■ **数据**:
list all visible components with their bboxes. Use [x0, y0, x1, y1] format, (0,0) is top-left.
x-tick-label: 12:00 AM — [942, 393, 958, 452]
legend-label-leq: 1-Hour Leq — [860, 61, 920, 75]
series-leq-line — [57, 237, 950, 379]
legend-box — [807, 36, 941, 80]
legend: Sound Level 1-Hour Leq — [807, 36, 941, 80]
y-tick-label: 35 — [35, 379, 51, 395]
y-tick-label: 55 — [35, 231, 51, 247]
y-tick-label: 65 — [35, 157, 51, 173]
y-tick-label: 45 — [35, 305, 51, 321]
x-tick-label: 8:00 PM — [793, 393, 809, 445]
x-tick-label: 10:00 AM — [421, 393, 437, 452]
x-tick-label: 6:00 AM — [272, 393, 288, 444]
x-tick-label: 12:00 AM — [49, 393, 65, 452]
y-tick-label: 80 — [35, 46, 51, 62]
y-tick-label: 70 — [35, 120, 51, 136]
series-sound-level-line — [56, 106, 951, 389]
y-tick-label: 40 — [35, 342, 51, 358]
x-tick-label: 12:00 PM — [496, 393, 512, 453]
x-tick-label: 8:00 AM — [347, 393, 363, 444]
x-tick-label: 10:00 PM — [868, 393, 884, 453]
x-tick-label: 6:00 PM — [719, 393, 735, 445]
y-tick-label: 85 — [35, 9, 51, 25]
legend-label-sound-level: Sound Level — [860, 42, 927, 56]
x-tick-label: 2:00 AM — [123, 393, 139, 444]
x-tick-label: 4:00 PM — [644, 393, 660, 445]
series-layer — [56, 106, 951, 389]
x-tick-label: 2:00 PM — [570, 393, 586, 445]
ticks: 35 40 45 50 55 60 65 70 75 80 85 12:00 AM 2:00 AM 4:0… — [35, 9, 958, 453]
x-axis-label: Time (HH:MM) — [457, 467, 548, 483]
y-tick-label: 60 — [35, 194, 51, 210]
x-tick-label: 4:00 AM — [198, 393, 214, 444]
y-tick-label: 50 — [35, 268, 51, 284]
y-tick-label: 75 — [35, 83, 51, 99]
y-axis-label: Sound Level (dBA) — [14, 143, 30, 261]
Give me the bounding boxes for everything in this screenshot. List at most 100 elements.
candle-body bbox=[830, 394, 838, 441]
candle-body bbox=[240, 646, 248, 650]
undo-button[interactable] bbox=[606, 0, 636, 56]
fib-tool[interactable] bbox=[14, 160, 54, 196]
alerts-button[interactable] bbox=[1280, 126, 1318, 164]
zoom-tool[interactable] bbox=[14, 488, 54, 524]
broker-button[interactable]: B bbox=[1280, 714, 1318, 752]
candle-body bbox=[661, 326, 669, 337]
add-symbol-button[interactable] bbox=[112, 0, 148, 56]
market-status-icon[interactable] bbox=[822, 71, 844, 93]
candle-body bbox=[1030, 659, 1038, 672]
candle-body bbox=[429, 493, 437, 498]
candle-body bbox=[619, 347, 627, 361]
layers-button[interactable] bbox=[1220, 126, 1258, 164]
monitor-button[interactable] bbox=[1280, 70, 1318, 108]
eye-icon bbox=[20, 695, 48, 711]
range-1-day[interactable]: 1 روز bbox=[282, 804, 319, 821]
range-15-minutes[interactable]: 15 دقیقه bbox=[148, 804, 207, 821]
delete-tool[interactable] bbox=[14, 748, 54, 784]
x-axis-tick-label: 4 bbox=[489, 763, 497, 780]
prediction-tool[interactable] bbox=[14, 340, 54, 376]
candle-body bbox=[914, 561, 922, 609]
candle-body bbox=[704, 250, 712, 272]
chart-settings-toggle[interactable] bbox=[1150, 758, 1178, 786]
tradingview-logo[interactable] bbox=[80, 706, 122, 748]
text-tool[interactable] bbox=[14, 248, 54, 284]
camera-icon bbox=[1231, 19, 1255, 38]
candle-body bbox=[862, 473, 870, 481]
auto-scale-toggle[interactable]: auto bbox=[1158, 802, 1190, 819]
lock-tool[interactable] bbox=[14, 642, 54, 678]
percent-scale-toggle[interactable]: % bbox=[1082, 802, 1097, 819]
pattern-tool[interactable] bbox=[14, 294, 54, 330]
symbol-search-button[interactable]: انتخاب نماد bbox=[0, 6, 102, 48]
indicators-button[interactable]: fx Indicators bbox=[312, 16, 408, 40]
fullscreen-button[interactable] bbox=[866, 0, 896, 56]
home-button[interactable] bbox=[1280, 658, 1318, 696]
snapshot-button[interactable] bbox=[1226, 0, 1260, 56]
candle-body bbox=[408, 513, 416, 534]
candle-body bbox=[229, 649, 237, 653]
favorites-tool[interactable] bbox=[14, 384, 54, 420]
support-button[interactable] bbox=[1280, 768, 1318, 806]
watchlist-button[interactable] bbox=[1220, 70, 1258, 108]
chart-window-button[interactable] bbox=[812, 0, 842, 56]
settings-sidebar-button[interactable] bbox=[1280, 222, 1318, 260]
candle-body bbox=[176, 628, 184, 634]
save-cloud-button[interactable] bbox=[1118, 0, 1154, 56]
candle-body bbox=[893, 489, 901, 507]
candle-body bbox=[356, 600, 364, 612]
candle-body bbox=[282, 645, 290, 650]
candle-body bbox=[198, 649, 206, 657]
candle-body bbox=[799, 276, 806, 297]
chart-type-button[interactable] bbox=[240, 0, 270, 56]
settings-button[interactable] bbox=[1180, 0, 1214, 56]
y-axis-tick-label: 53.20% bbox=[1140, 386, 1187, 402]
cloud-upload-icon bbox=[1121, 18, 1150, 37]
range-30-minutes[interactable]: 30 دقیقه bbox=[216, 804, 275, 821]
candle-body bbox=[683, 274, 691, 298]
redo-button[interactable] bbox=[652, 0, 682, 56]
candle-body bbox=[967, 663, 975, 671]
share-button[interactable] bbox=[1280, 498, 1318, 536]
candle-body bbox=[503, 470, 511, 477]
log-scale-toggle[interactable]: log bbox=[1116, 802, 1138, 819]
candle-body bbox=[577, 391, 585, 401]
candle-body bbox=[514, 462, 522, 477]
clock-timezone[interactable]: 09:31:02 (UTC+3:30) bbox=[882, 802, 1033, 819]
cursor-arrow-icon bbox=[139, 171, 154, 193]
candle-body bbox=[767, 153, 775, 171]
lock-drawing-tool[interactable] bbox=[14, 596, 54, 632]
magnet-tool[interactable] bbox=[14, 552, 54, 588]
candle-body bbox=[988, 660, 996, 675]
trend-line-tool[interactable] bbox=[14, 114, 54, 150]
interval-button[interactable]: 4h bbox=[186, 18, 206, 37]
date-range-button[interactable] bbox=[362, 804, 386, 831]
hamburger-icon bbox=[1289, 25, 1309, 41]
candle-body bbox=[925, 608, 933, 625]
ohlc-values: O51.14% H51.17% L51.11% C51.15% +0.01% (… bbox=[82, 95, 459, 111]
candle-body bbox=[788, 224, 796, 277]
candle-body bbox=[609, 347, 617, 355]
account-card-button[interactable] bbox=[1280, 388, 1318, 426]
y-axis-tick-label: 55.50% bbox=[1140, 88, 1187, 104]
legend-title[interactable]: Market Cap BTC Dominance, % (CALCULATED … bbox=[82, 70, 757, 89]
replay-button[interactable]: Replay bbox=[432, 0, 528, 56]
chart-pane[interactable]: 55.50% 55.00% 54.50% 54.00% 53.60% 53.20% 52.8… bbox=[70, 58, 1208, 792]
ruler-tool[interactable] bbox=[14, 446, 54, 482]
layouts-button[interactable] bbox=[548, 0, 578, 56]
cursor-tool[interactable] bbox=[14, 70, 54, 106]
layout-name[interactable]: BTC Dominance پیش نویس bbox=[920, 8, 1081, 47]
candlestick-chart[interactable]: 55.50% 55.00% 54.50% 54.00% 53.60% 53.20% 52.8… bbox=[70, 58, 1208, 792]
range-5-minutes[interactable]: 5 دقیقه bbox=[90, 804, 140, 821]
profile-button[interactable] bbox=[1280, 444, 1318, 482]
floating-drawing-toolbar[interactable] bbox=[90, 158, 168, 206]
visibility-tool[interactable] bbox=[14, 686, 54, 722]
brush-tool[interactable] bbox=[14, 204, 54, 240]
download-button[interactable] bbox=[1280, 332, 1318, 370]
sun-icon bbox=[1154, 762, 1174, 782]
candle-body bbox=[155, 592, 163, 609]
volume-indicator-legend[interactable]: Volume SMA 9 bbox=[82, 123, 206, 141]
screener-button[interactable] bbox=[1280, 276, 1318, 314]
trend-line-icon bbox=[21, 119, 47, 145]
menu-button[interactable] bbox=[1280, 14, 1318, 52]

■ **练习内容**: 请照抄条目中的一段：从条目第一行开始，到包含“x-tick-label: 10:00 AM — [421, 393, 437, 452]”的那一行结束，首尾两行都要包括在内。

■ **参考答案**:
list all visible components with their bboxes. Use [x0, y0, x1, y1] format, (0,0) is top-left.
x-tick-label: 12:00 AM — [942, 393, 958, 452]
legend-label-leq: 1-Hour Leq — [860, 61, 920, 75]
series-leq-line — [57, 237, 950, 379]
legend-box — [807, 36, 941, 80]
legend: Sound Level 1-Hour Leq — [807, 36, 941, 80]
y-tick-label: 35 — [35, 379, 51, 395]
y-tick-label: 55 — [35, 231, 51, 247]
y-tick-label: 65 — [35, 157, 51, 173]
y-tick-label: 45 — [35, 305, 51, 321]
x-tick-label: 8:00 PM — [793, 393, 809, 445]
x-tick-label: 10:00 AM — [421, 393, 437, 452]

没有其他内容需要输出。